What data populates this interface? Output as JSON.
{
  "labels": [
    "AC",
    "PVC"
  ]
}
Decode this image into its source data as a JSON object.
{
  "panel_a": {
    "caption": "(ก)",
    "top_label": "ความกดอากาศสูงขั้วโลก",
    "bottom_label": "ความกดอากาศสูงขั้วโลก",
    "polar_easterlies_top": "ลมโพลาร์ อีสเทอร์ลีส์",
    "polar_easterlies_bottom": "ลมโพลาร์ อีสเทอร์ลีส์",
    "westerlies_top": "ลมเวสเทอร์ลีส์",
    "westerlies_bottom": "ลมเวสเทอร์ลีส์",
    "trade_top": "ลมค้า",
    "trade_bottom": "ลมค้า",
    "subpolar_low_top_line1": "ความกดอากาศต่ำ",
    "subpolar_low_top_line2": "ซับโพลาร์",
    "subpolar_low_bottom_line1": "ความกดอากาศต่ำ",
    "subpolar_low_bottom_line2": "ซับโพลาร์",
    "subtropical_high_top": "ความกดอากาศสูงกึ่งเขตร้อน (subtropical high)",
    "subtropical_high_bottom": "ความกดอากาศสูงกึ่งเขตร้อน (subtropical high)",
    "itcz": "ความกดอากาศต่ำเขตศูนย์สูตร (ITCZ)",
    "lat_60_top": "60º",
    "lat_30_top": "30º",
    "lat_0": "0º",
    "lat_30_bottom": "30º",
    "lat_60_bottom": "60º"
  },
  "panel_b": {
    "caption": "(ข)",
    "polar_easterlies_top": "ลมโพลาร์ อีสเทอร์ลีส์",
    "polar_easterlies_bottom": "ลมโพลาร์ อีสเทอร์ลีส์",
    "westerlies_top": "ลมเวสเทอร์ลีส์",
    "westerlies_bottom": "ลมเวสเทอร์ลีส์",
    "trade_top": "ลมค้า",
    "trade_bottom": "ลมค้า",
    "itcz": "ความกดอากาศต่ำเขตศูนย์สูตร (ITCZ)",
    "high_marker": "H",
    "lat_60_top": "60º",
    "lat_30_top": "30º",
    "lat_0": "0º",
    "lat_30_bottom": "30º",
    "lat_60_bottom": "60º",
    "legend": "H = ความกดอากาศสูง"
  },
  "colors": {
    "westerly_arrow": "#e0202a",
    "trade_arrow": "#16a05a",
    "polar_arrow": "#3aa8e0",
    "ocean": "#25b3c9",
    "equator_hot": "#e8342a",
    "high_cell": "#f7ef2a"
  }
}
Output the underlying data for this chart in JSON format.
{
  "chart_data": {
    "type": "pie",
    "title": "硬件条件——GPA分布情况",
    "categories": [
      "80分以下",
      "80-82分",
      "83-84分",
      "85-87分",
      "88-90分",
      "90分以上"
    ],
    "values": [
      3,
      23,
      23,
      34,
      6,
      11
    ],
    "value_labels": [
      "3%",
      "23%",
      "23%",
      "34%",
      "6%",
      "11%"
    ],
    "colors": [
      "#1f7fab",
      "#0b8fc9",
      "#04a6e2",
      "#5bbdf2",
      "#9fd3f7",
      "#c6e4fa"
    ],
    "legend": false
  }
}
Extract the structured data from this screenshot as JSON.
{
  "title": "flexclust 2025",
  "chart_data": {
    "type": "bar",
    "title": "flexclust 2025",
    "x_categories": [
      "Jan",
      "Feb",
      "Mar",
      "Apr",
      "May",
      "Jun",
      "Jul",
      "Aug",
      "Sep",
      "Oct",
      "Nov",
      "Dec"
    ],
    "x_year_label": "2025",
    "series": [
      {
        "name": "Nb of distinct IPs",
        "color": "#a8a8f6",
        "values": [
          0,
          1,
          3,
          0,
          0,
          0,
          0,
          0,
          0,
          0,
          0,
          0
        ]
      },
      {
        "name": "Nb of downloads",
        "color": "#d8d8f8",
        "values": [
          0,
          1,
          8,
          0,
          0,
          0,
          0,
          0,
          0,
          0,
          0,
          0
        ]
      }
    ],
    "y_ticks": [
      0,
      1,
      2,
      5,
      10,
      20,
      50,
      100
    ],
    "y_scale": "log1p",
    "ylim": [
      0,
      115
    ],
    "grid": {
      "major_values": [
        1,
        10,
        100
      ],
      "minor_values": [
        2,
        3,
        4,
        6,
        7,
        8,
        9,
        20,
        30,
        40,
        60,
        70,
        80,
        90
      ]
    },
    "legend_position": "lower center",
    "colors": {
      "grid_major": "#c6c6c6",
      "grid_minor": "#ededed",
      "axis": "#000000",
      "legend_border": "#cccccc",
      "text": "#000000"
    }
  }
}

+-------+

> INSTRUCTIONS FOR THE TASK
Your task is to transcribe the listing above in full, exactly as given.

> EXERCISE ANSWER
What data populates this interface? Output as JSON.
{
  "labels": [
    "AC",
    "PVC"
  ]
}
Decode this image into its source data as a JSON object.
{
  "panel_a": {
    "caption": "(ก)",
    "top_label": "ความกดอากาศสูงขั้วโลก",
    "bottom_label": "ความกดอากาศสูงขั้วโลก",
    "polar_easterlies_top": "ลมโพลาร์ อีสเทอร์ลีส์",
    "polar_easterlies_bottom": "ลมโพลาร์ อีสเทอร์ลีส์",
    "westerlies_top": "ลมเวสเทอร์ลีส์",
    "westerlies_bottom": "ลมเวสเทอร์ลีส์",
    "trade_top": "ลมค้า",
    "trade_bottom": "ลมค้า",
    "subpolar_low_top_line1": "ความกดอากาศต่ำ",
    "subpolar_low_top_line2": "ซับโพลาร์",
    "subpolar_low_bottom_line1": "ความกดอากาศต่ำ",
    "subpolar_low_bottom_line2": "ซับโพลาร์",
    "subtropical_high_top": "ความกดอากาศสูงกึ่งเขตร้อน (subtropical high)",
    "subtropical_high_bottom": "ความกดอากาศสูงกึ่งเขตร้อน (subtropical high)",
    "itcz": "ความกดอากาศต่ำเขตศูนย์สูตร (ITCZ)",
    "lat_60_top": "60º",
    "lat_30_top": "30º",
    "lat_0": "0º",
    "lat_30_bottom": "30º",
    "lat_60_bottom": "60º"
  },
  "panel_b": {
    "caption": "(ข)",
    "polar_easterlies_top": "ลมโพลาร์ อีสเทอร์ลีส์",
    "polar_easterlies_bottom": "ลมโพลาร์ อีสเทอร์ลีส์",
    "westerlies_top": "ลมเวสเทอร์ลีส์",
    "westerlies_bottom": "ลมเวสเทอร์ลีส์",
    "trade_top": "ลมค้า",
    "trade_bottom": "ลมค้า",
    "itcz": "ความกดอากาศต่ำเขตศูนย์สูตร (ITCZ)",
    "high_marker": "H",
    "lat_60_top": "60º",
    "lat_30_top": "30º",
    "lat_0": "0º",
    "lat_30_bottom": "30º",
    "lat_60_bottom": "60º",
    "legend": "H = ความกดอากาศสูง"
  },
  "colors": {
    "westerly_arrow": "#e0202a",
    "trade_arrow": "#16a05a",
    "polar_arrow": "#3aa8e0",
    "ocean": "#25b3c9",
    "equator_hot": "#e8342a",
    "high_cell": "#f7ef2a"
  }
}
Output the underlying data for this chart in JSON format.
{
  "chart_data": {
    "type": "pie",
    "title": "硬件条件——GPA分布情况",
    "categories": [
      "80分以下",
      "80-82分",
      "83-84分",
      "85-87分",
      "88-90分",
      "90分以上"
    ],
    "values": [
      3,
      23,
      23,
      34,
      6,
      11
    ],
    "value_labels": [
      "3%",
      "23%",
      "23%",
      "34%",
      "6%",
      "11%"
    ],
    "colors": [
      "#1f7fab",
      "#0b8fc9",
      "#04a6e2",
      "#5bbdf2",
      "#9fd3f7",
      "#c6e4fa"
    ],
    "legend": false
  }
}
Extract the structured data from this screenshot as JSON.
{
  "title": "flexclust 2025",
  "chart_data": {
    "type": "bar",
    "title": "flexclust 2025",
    "x_categories": [
      "Jan",
      "Feb",
      "Mar",
      "Apr",
      "May",
      "Jun",
      "Jul",
      "Aug",
      "Sep",
      "Oct",
      "Nov",
      "Dec"
    ],
    "x_year_label": "2025",
    "series": [
      {
        "name": "Nb of distinct IPs",
        "color": "#a8a8f6",
        "values": [
          0,
          1,
          3,
          0,
          0,
          0,
          0,
          0,
          0,
          0,
          0,
          0
        ]
      },
      {
        "name": "Nb of downloads",
        "color": "#d8d8f8",
        "values": [
          0,
          1,
          8,
          0,
          0,
          0,
          0,
          0,
          0,
          0,
          0,
          0
        ]
      }
    ],
    "y_ticks": [
      0,
      1,
      2,
      5,
      10,
      20,
      50,
      100
    ],
    "y_scale": "log1p",
    "ylim": [
      0,
      115
    ],
    "grid": {
      "major_values": [
        1,
        10,
        100
      ],
      "minor_values": [
        2,
        3,
        4,
        6,
        7,
        8,
        9,
        20,
        30,
        40,
        60,
        70,
        80,
        90
      ]
    },
    "legend_position": "lower center",
    "colors": {
      "grid_major": "#c6c6c6",
      "grid_minor": "#ededed",
      "axis": "#000000",
      "legend_border": "#cccccc",
      "text": "#000000"
    }
  }
}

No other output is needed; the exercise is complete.